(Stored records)

----------------

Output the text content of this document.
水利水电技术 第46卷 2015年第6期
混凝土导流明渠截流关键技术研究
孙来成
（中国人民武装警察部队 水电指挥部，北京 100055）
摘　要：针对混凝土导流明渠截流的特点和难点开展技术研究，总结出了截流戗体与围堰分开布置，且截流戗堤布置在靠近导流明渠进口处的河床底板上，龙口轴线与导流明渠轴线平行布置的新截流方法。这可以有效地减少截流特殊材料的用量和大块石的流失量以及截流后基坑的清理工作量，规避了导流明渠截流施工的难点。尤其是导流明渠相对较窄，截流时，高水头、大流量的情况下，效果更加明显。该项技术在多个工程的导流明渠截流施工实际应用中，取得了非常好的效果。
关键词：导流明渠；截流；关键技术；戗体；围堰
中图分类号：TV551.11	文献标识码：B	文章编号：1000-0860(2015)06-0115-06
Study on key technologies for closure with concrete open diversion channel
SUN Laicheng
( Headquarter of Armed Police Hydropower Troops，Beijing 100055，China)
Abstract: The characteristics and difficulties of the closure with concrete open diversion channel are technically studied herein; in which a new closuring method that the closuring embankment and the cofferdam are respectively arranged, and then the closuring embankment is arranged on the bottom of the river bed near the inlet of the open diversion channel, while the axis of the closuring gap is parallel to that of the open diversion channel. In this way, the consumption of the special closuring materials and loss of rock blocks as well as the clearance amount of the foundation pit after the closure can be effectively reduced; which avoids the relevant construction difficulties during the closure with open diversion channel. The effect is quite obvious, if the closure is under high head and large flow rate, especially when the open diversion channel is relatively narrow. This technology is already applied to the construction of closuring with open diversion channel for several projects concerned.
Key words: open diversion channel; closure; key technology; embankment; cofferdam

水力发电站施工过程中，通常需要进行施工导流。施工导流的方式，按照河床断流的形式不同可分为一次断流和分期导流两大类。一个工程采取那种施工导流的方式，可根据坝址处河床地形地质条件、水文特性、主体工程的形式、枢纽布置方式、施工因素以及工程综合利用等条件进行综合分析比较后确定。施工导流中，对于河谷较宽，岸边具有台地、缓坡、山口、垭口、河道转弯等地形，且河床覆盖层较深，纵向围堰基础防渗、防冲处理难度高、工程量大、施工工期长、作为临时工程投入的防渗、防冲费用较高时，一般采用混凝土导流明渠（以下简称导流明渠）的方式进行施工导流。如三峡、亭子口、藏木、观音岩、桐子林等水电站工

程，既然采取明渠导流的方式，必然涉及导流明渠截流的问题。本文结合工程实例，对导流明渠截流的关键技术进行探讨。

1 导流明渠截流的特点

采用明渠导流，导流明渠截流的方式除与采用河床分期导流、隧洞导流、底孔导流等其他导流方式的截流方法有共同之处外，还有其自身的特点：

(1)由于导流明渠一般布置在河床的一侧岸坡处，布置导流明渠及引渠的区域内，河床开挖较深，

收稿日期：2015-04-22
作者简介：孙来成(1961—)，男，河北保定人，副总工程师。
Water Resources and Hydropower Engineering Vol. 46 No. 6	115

----------------

* Request
Return each line of the data exactly as written above.

* Solution to the exercise
Output the text content of this document.
水利水电技术 第46卷 2015年第6期
混凝土导流明渠截流关键技术研究
孙来成
（中国人民武装警察部队 水电指挥部，北京 100055）
摘　要：针对混凝土导流明渠截流的特点和难点开展技术研究，总结出了截流戗体与围堰分开布置，且截流戗堤布置在靠近导流明渠进口处的河床底板上，龙口轴线与导流明渠轴线平行布置的新截流方法。这可以有效地减少截流特殊材料的用量和大块石的流失量以及截流后基坑的清理工作量，规避了导流明渠截流施工的难点。尤其是导流明渠相对较窄，截流时，高水头、大流量的情况下，效果更加明显。该项技术在多个工程的导流明渠截流施工实际应用中，取得了非常好的效果。
关键词：导流明渠；截流；关键技术；戗体；围堰
中图分类号：TV551.11	文献标识码：B	文章编号：1000-0860(2015)06-0115-06
Study on key technologies for closure with concrete open diversion channel
SUN Laicheng
( Headquarter of Armed Police Hydropower Troops，Beijing 100055，China)
Abstract: The characteristics and difficulties of the closure with concrete open diversion channel are technically studied herein; in which a new closuring method that the closuring embankment and the cofferdam are respectively arranged, and then the closuring embankment is arranged on the bottom of the river bed near the inlet of the open diversion channel, while the axis of the closuring gap is parallel to that of the open diversion channel. In this way, the consumption of the special closuring materials and loss of rock blocks as well as the clearance amount of the foundation pit after the closure can be effectively reduced; which avoids the relevant construction difficulties during the closure with open diversion channel. The effect is quite obvious, if the closure is under high head and large flow rate, especially when the open diversion channel is relatively narrow. This technology is already applied to the construction of closuring with open diversion channel for several projects concerned.
Key words: open diversion channel; closure; key technology; embankment; cofferdam

水力发电站施工过程中，通常需要进行施工导流。施工导流的方式，按照河床断流的形式不同可分为一次断流和分期导流两大类。一个工程采取那种施工导流的方式，可根据坝址处河床地形地质条件、水文特性、主体工程的形式、枢纽布置方式、施工因素以及工程综合利用等条件进行综合分析比较后确定。施工导流中，对于河谷较宽，岸边具有台地、缓坡、山口、垭口、河道转弯等地形，且河床覆盖层较深，纵向围堰基础防渗、防冲处理难度高、工程量大、施工工期长、作为临时工程投入的防渗、防冲费用较高时，一般采用混凝土导流明渠（以下简称导流明渠）的方式进行施工导流。如三峡、亭子口、藏木、观音岩、桐子林等水电站工

程，既然采取明渠导流的方式，必然涉及导流明渠截流的问题。本文结合工程实例，对导流明渠截流的关键技术进行探讨。

1 导流明渠截流的特点

采用明渠导流，导流明渠截流的方式除与采用河床分期导流、隧洞导流、底孔导流等其他导流方式的截流方法有共同之处外，还有其自身的特点：

(1)由于导流明渠一般布置在河床的一侧岸坡处，布置导流明渠及引渠的区域内，河床开挖较深，

收稿日期：2015-04-22
作者简介：孙来成(1961—)，男，河北保定人，副总工程师。
Water Resources and Hydropower Engineering Vol. 46 No. 6	115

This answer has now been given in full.